▶ What the exercise asks: Render the records below, starting with the line that contains "list 23 of the" and continuing through the line that contains "data-label: 1 [230,877,241,899]", as a two-column CSV with the columns record_text and answer. Include one row per record, with its text and its answer each in a single quoted field and line breaks replaced by spaces.

— Start Source data —

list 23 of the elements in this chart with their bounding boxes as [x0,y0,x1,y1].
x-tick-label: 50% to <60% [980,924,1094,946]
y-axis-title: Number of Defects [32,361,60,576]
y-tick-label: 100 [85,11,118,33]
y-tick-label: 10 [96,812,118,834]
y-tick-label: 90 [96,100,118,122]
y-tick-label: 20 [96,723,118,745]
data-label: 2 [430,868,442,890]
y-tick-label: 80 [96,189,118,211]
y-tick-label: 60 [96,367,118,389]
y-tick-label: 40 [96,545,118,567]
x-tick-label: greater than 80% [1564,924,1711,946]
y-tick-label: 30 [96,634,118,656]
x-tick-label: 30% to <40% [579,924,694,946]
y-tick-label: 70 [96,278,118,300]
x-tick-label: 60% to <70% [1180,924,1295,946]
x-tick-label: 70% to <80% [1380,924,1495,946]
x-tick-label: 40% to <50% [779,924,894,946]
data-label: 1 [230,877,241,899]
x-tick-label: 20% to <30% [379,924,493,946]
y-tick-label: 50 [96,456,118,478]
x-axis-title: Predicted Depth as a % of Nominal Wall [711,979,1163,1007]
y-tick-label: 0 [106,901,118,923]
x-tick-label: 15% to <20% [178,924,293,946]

— End Source data —
— Start Source data —

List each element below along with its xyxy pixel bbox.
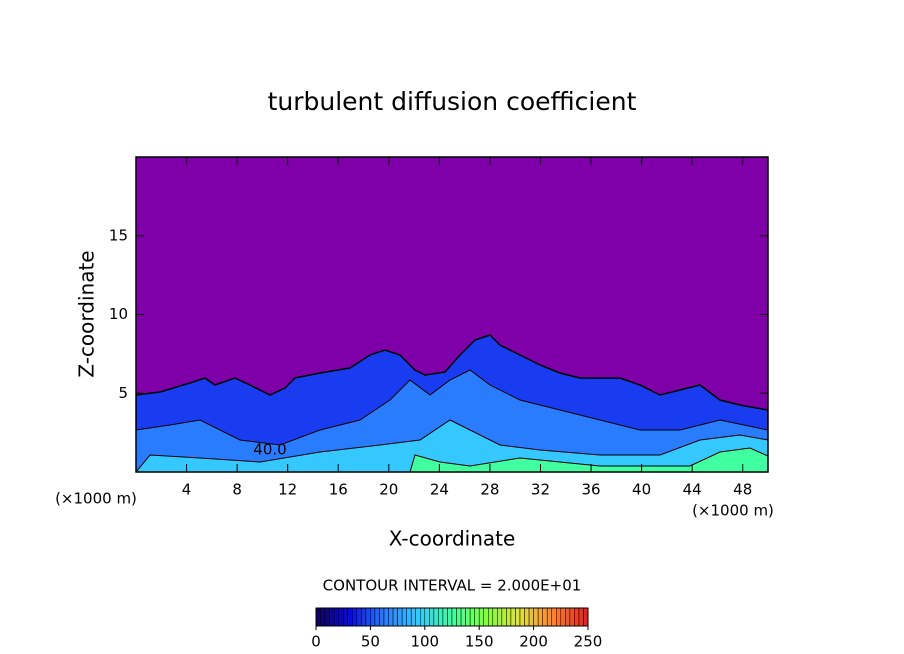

— End Source data —

▶ Response to the exercise:
record_text,answer
"list 23 of the elements in this chart with their bounding boxes as [x0,y0,x1,y1].","x-tick-label: 50% to <60% [980,924,1094,946] y-axis-title: Number of Defects [32,361,60,576] y-tick-label: 100 [85,11,118,33] y-tick-label: 10 [96,812,118,834] y-tick-label: 90 [96,100,118,122] y-tick-label: 20 [96,723,118,745] data-label: 2 [430,868,442,890] y-tick-label: 80 [96,189,118,211] y-tick-label: 60 [96,367,118,389] y-tick-label: 40 [96,545,118,567] x-tick-label: greater than 80% [1564,924,1711,946] y-tick-label: 30 [96,634,118,656] x-tick-label: 30% to <40% [579,924,694,946] y-tick-label: 70 [96,278,118,300] x-tick-label: 60% to <70% [1180,924,1295,946] x-tick-label: 70% to <80% [1380,924,1495,946] x-tick-label: 40% to <50% [779,924,894,946] data-label: 1 [230,877,241,899]"